= Problem to solve =
Reproduce the lines verbatim, beginning with the line that contains "nav-assist[interactable]: Assist bbox=[0, 1772, 360, 1920]" and continuing through the line that contains "avatar-illustration bbox=[36, 120, 216, 300]", both included.

----

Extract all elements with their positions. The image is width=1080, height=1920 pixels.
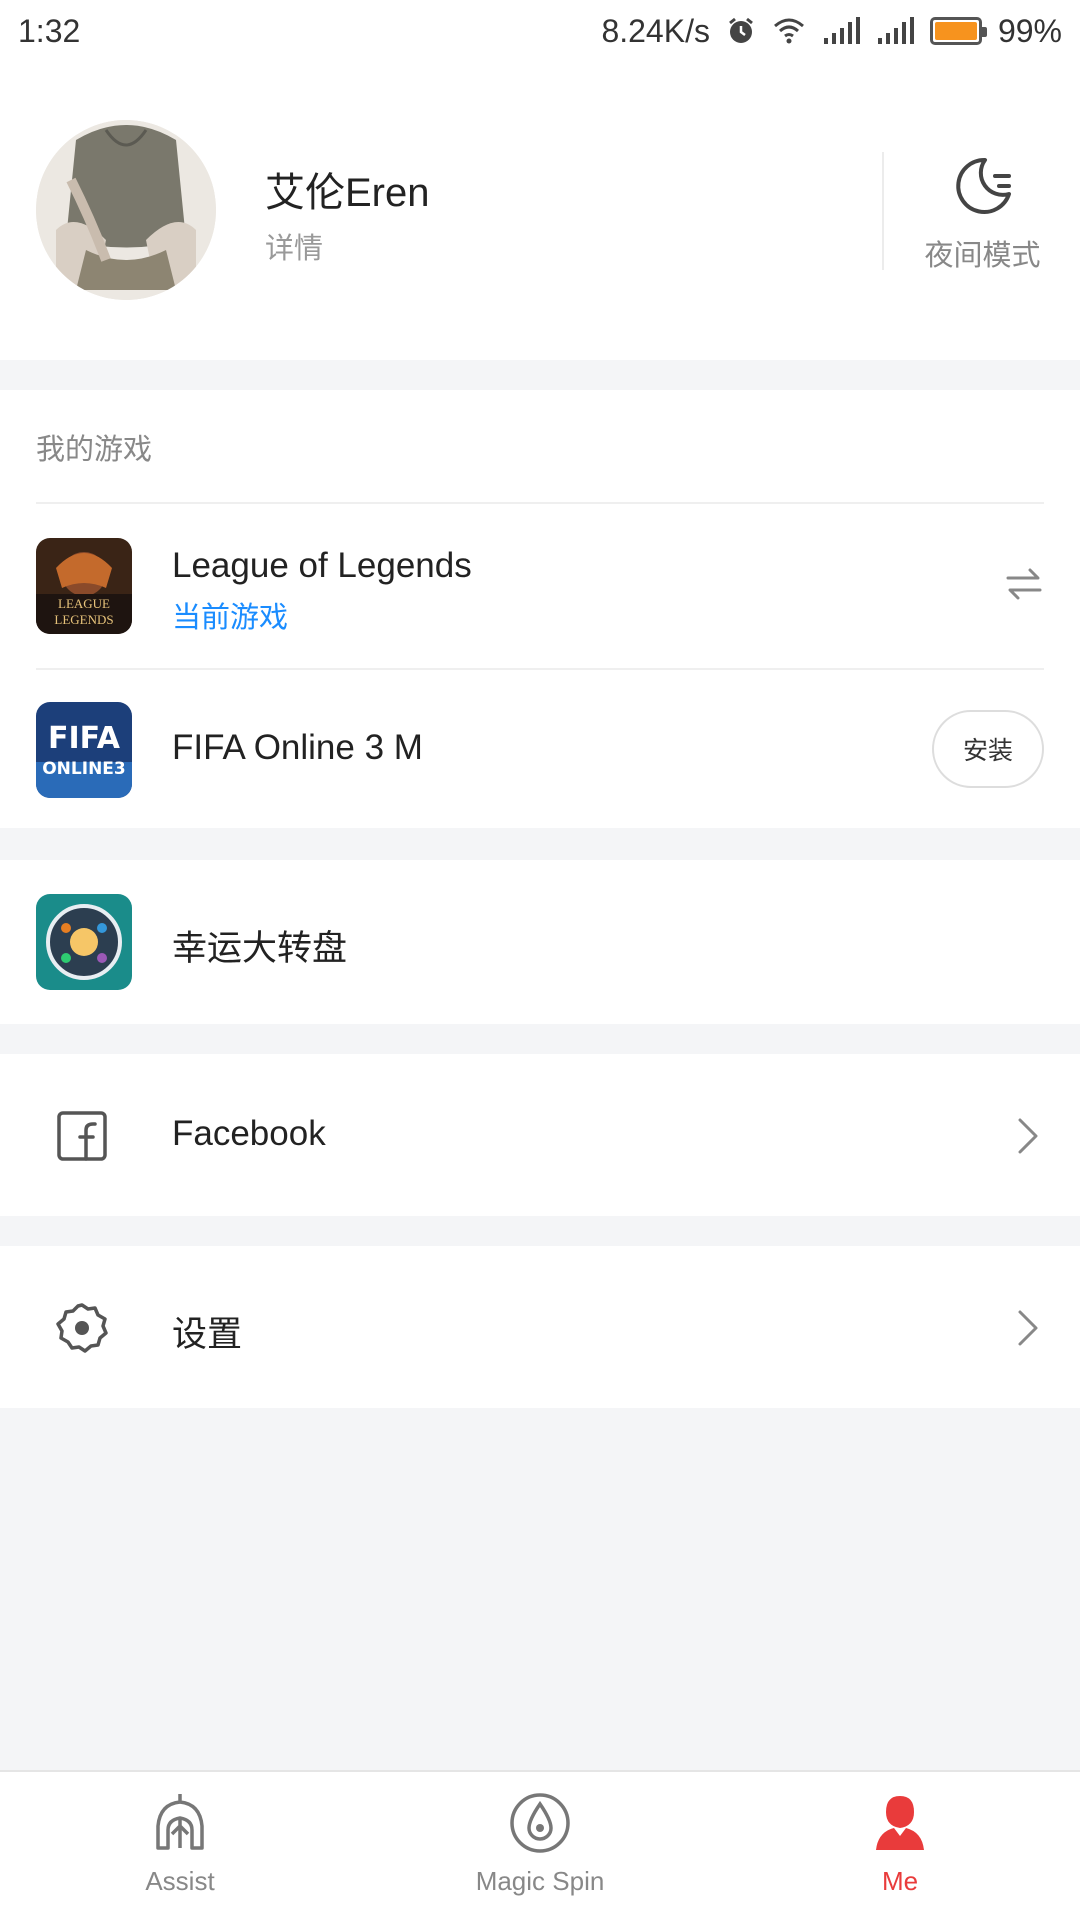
nav-assist[interactable]: Assist bbox=[0, 1772, 360, 1920]
svg-text:ONLINE3: ONLINE3 bbox=[42, 759, 126, 779]
spin-icon bbox=[510, 1793, 570, 1853]
facebook-row[interactable]: Facebook bbox=[0, 1054, 1080, 1218]
svg-text:LEGENDS: LEGENDS bbox=[54, 612, 113, 627]
moon-icon bbox=[955, 157, 1011, 214]
signal-icon-2 bbox=[877, 17, 914, 44]
person-icon bbox=[876, 1796, 924, 1850]
user-name[interactable]: 艾伦Eren bbox=[265, 160, 430, 218]
game-row-lol[interactable]: LEAGUE LEGENDS League of Legends 当前游戏 bbox=[0, 504, 1080, 668]
nav-label-magic-spin: Magic Spin bbox=[475, 1866, 605, 1896]
signal-icon-1 bbox=[823, 17, 860, 44]
facebook-icon bbox=[57, 1111, 107, 1161]
facebook-label: Facebook bbox=[172, 1114, 326, 1153]
svg-text:FIFA: FIFA bbox=[48, 721, 121, 756]
battery-level bbox=[934, 22, 977, 40]
avatar-illustration bbox=[36, 120, 216, 300]
install-button[interactable]: 安装 bbox=[932, 710, 1044, 788]
night-mode-label: 夜间模式 bbox=[924, 240, 1041, 272]
status-indicators: 8.24K/s 99% bbox=[601, 13, 1062, 50]
settings-section: 设置 bbox=[0, 1246, 1080, 1408]
game-name: League of Legends bbox=[172, 546, 472, 585]
wifi-icon bbox=[773, 18, 804, 44]
fifa-game-icon: FIFA ONLINE3 bbox=[36, 702, 132, 798]
battery-icon bbox=[929, 17, 987, 45]
facebook-section: Facebook bbox=[0, 1054, 1080, 1216]
chevron-right-icon bbox=[1018, 1310, 1038, 1346]
nav-label-me: Me bbox=[881, 1866, 919, 1896]
nav-me[interactable]: Me bbox=[720, 1772, 1080, 1920]
lucky-wheel-row[interactable]: 幸运大转盘 bbox=[0, 860, 1080, 1024]
night-mode-button[interactable]: 夜间模式 bbox=[900, 152, 1065, 282]
switch-icon[interactable] bbox=[1004, 564, 1044, 604]
current-game-label: 当前游戏 bbox=[172, 602, 289, 634]
nav-magic-spin[interactable]: Magic Spin bbox=[360, 1772, 720, 1920]
settings-row[interactable]: 设置 bbox=[0, 1246, 1080, 1410]
header-divider bbox=[882, 152, 884, 270]
lucky-wheel-icon bbox=[36, 894, 132, 990]
my-games-section: 我的游戏 LEAGUE LEGENDS League of Legends 当前… bbox=[0, 390, 1080, 828]
status-time: 1:32 bbox=[18, 12, 81, 49]
alarm-icon bbox=[729, 17, 753, 43]
bottom-nav: Assist Magic Spin Me bbox=[0, 1770, 1080, 1920]
nav-label-assist: Assist bbox=[145, 1866, 215, 1896]
svg-text:LEAGUE: LEAGUE bbox=[58, 596, 110, 611]
user-detail-link[interactable]: 详情 bbox=[265, 225, 323, 267]
my-games-title: 我的游戏 bbox=[36, 434, 153, 466]
game-name: FIFA Online 3 M bbox=[172, 728, 423, 767]
profile-header: 艾伦Eren 详情 夜间模式 bbox=[0, 62, 1080, 360]
lucky-wheel-section: 幸运大转盘 bbox=[0, 860, 1080, 1024]
lol-game-icon: LEAGUE LEGENDS bbox=[36, 538, 132, 634]
gear-icon bbox=[56, 1303, 108, 1353]
chevron-right-icon bbox=[1018, 1118, 1038, 1154]
lucky-wheel-label: 幸运大转盘 bbox=[172, 929, 348, 968]
network-speed: 8.24K/s bbox=[601, 12, 710, 49]
game-row-fifa[interactable]: FIFA ONLINE3 FIFA Online 3 M 安装 bbox=[0, 668, 1080, 832]
battery-percent: 99% bbox=[997, 12, 1062, 49]
status-bar: 1:32 8.24K/s 99% bbox=[0, 0, 1080, 62]
avatar[interactable] bbox=[36, 120, 216, 300]
helmet-icon bbox=[156, 1794, 204, 1850]
settings-label: 设置 bbox=[172, 1315, 243, 1354]
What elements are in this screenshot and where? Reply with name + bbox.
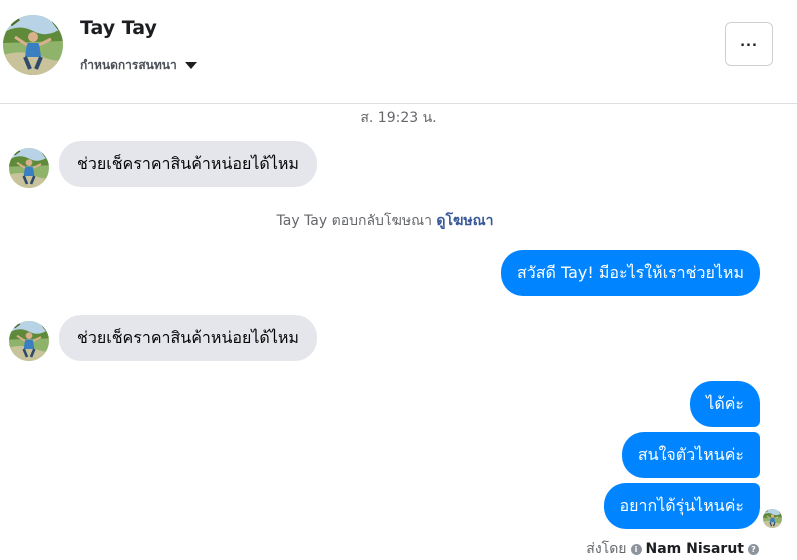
view-ad-link[interactable]: ดูโฆษณา: [436, 213, 493, 229]
manage-conversation-dropdown[interactable]: กำหนดการสนทนา: [80, 55, 197, 75]
message-bubble-incoming[interactable]: ช่วยเช็คราคาสินค้าหน่อยได้ไหม: [59, 141, 317, 187]
more-options-button[interactable]: ...: [725, 22, 773, 66]
sent-by-label: ส่งโดย: [586, 541, 627, 557]
message-bubble-outgoing[interactable]: สนใจตัวไหนค่ะ: [621, 432, 760, 478]
sender-avatar: [9, 148, 49, 188]
message-bubble-outgoing[interactable]: ได้ค่ะ: [690, 381, 760, 427]
message-bubble-outgoing[interactable]: อยากได้รุ่นไหนค่ะ: [603, 483, 760, 529]
manage-conversation-label: กำหนดการสนทนา: [80, 57, 177, 72]
caret-down-icon: [184, 61, 197, 69]
seen-receipt-avatar: [763, 509, 782, 528]
sender-name[interactable]: Nam Nisarut: [646, 541, 745, 557]
sent-by-info: ส่งโดย i Nam Nisarut ?: [586, 538, 759, 560]
contact-name[interactable]: Tay Tay: [80, 17, 157, 39]
message-bubble-outgoing[interactable]: สวัสดี Tay! มีอะไรให้เราช่วยไหม: [500, 250, 760, 296]
message-bubble-incoming[interactable]: ช่วยเช็คราคาสินค้าหน่อยได้ไหม: [59, 315, 317, 361]
ad-reply-text: Tay Tay ตอบกลับโฆษณา: [276, 213, 432, 229]
message-timestamp: ส. 19:23 น.: [360, 110, 437, 126]
ad-reply-notice: Tay Tay ตอบกลับโฆษณา ดูโฆษณา: [0, 210, 770, 232]
conversation-header: Tay Tay กำหนดการสนทนา ...: [0, 0, 797, 104]
contact-avatar[interactable]: [3, 15, 63, 75]
more-options-icon: ...: [740, 34, 758, 50]
sender-avatar: [9, 321, 49, 361]
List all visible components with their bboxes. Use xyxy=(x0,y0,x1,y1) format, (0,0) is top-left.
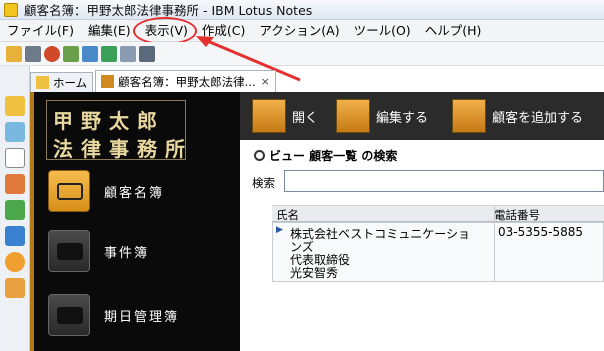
nav-deadline-book-label[interactable]: 期日管理簿 xyxy=(104,306,179,325)
nav-deadline-book-button[interactable] xyxy=(48,294,90,336)
edit-action-label: 編集する xyxy=(376,110,429,126)
add-customer-action-button[interactable]: 顧客を追加する xyxy=(452,98,583,134)
mail-icon[interactable] xyxy=(5,122,25,142)
toolbar xyxy=(0,42,604,66)
menu-edit[interactable]: 編集(E) xyxy=(81,20,138,42)
view-search-title-text: ビュー 顧客一覧 の検索 xyxy=(269,149,398,163)
search-label: 検索 xyxy=(252,176,275,190)
add-customer-action-label: 顧客を追加する xyxy=(492,110,584,126)
print-icon[interactable] xyxy=(25,45,41,62)
row-name-line-4: 光安智秀 xyxy=(290,266,339,280)
menu-bar: ファイル(F) 編集(E) 表示(V) 作成(C) アクション(A) ツール(O… xyxy=(0,20,604,42)
menu-tools[interactable]: ツール(O) xyxy=(347,20,418,42)
action-bar: 開く 編集する 顧客を追加する xyxy=(240,92,604,140)
window-title: 顧客名簿：甲野太郎法律事務所 - IBM Lotus Notes xyxy=(24,3,313,18)
open-folder-icon[interactable] xyxy=(6,45,22,62)
column-header-phone[interactable]: 電話番号 xyxy=(494,207,540,223)
list-icon[interactable] xyxy=(120,45,136,62)
logo-line-2: 法律事務所 xyxy=(53,137,193,161)
edit-action-button[interactable]: 編集する xyxy=(336,98,428,134)
left-rail xyxy=(0,66,30,351)
row-phone: 03-5355-5885 xyxy=(498,225,584,239)
add-icon[interactable] xyxy=(101,45,117,62)
title-bar: 顧客名簿：甲野太郎法律事務所 - IBM Lotus Notes xyxy=(0,0,604,20)
column-divider xyxy=(494,205,495,282)
home-icon[interactable] xyxy=(5,96,25,116)
main-content: 開く 編集する 顧客を追加する ビュー 顧客一覧 の検索 検索 氏名 電話番号 … xyxy=(240,92,604,351)
calendar-icon[interactable] xyxy=(5,148,25,168)
navigation-panel: 甲野太郎 法律事務所 顧客名簿 事件簿 期日管理簿 xyxy=(30,92,240,351)
bookmark-icon[interactable] xyxy=(5,278,25,298)
menu-create[interactable]: 作成(C) xyxy=(195,20,252,42)
book-icon xyxy=(57,243,83,260)
nav-case-book-label[interactable]: 事件簿 xyxy=(104,242,149,261)
book-icon xyxy=(57,183,83,200)
tab-home-label: ホーム xyxy=(53,75,88,90)
menu-help[interactable]: ヘルプ(H) xyxy=(418,20,489,42)
menu-actions[interactable]: アクション(A) xyxy=(252,20,346,42)
open-action-label: 開く xyxy=(292,110,319,126)
calendar-icon[interactable] xyxy=(139,45,155,62)
nav-case-book-button[interactable] xyxy=(48,230,90,272)
database-icon xyxy=(101,75,115,88)
row-expand-icon[interactable]: ▶ xyxy=(276,225,283,235)
open-book-icon xyxy=(252,99,286,133)
firm-logo: 甲野太郎 法律事務所 xyxy=(46,100,186,161)
tab-home[interactable]: ホーム xyxy=(30,72,94,92)
edit-icon xyxy=(336,99,370,133)
row-name-line-1: 株式会社ベストコミュニケーショ xyxy=(290,227,471,241)
todo-icon[interactable] xyxy=(5,200,25,220)
back-icon[interactable] xyxy=(82,45,98,62)
home-icon xyxy=(36,76,49,89)
add-customer-icon xyxy=(452,99,486,133)
close-icon[interactable]: × xyxy=(261,75,270,88)
search-icon xyxy=(254,150,265,161)
open-action-button[interactable]: 開く xyxy=(252,98,318,134)
menu-view[interactable]: 表示(V) xyxy=(138,20,195,42)
tab-row: ホーム 顧客名簿：甲野太郎法律... × xyxy=(30,70,278,92)
stop-icon[interactable] xyxy=(44,45,60,62)
nav-customer-list-button[interactable] xyxy=(48,170,90,212)
tab-customer-list-label: 顧客名簿：甲野太郎法律... xyxy=(118,74,256,89)
replication-icon[interactable] xyxy=(5,226,25,246)
sametime-icon[interactable] xyxy=(5,252,25,272)
forward-icon[interactable] xyxy=(63,45,79,62)
tab-customer-list[interactable]: 顧客名簿：甲野太郎法律... × xyxy=(95,70,276,92)
search-input[interactable] xyxy=(284,170,604,192)
nav-customer-list-label[interactable]: 顧客名簿 xyxy=(104,182,164,201)
book-icon xyxy=(57,307,83,324)
contacts-icon[interactable] xyxy=(5,174,25,194)
lotus-notes-app-icon xyxy=(4,2,18,17)
column-header-name[interactable]: 氏名 xyxy=(276,207,299,223)
menu-file[interactable]: ファイル(F) xyxy=(0,20,81,42)
logo-line-1: 甲野太郎 xyxy=(53,109,165,133)
view-search-title: ビュー 顧客一覧 の検索 xyxy=(254,147,397,164)
table-header: 氏名 電話番号 xyxy=(272,205,604,222)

----

= Result of the task =
nav-assist[interactable]: Assist bbox=[0, 1772, 360, 1920]
svg-text:ONLINE3: ONLINE3 bbox=[42, 759, 126, 779]
spin-icon bbox=[510, 1793, 570, 1853]
facebook-row[interactable]: Facebook bbox=[0, 1054, 1080, 1218]
svg-text:LEGENDS: LEGENDS bbox=[54, 612, 113, 627]
moon-icon bbox=[955, 157, 1011, 214]
signal-icon-2 bbox=[877, 17, 914, 44]
person-icon bbox=[876, 1796, 924, 1850]
user-name[interactable]: 艾伦Eren bbox=[265, 160, 430, 218]
game-row-lol[interactable]: LEAGUE LEGENDS League of Legends 当前游戏 bbox=[0, 504, 1080, 668]
nav-label-magic-spin: Magic Spin bbox=[475, 1866, 605, 1896]
signal-icon-1 bbox=[823, 17, 860, 44]
facebook-icon bbox=[57, 1111, 107, 1161]
facebook-label: Facebook bbox=[172, 1114, 326, 1153]
svg-text:FIFA: FIFA bbox=[48, 721, 121, 756]
battery-level bbox=[934, 22, 977, 40]
avatar-illustration bbox=[36, 120, 216, 300]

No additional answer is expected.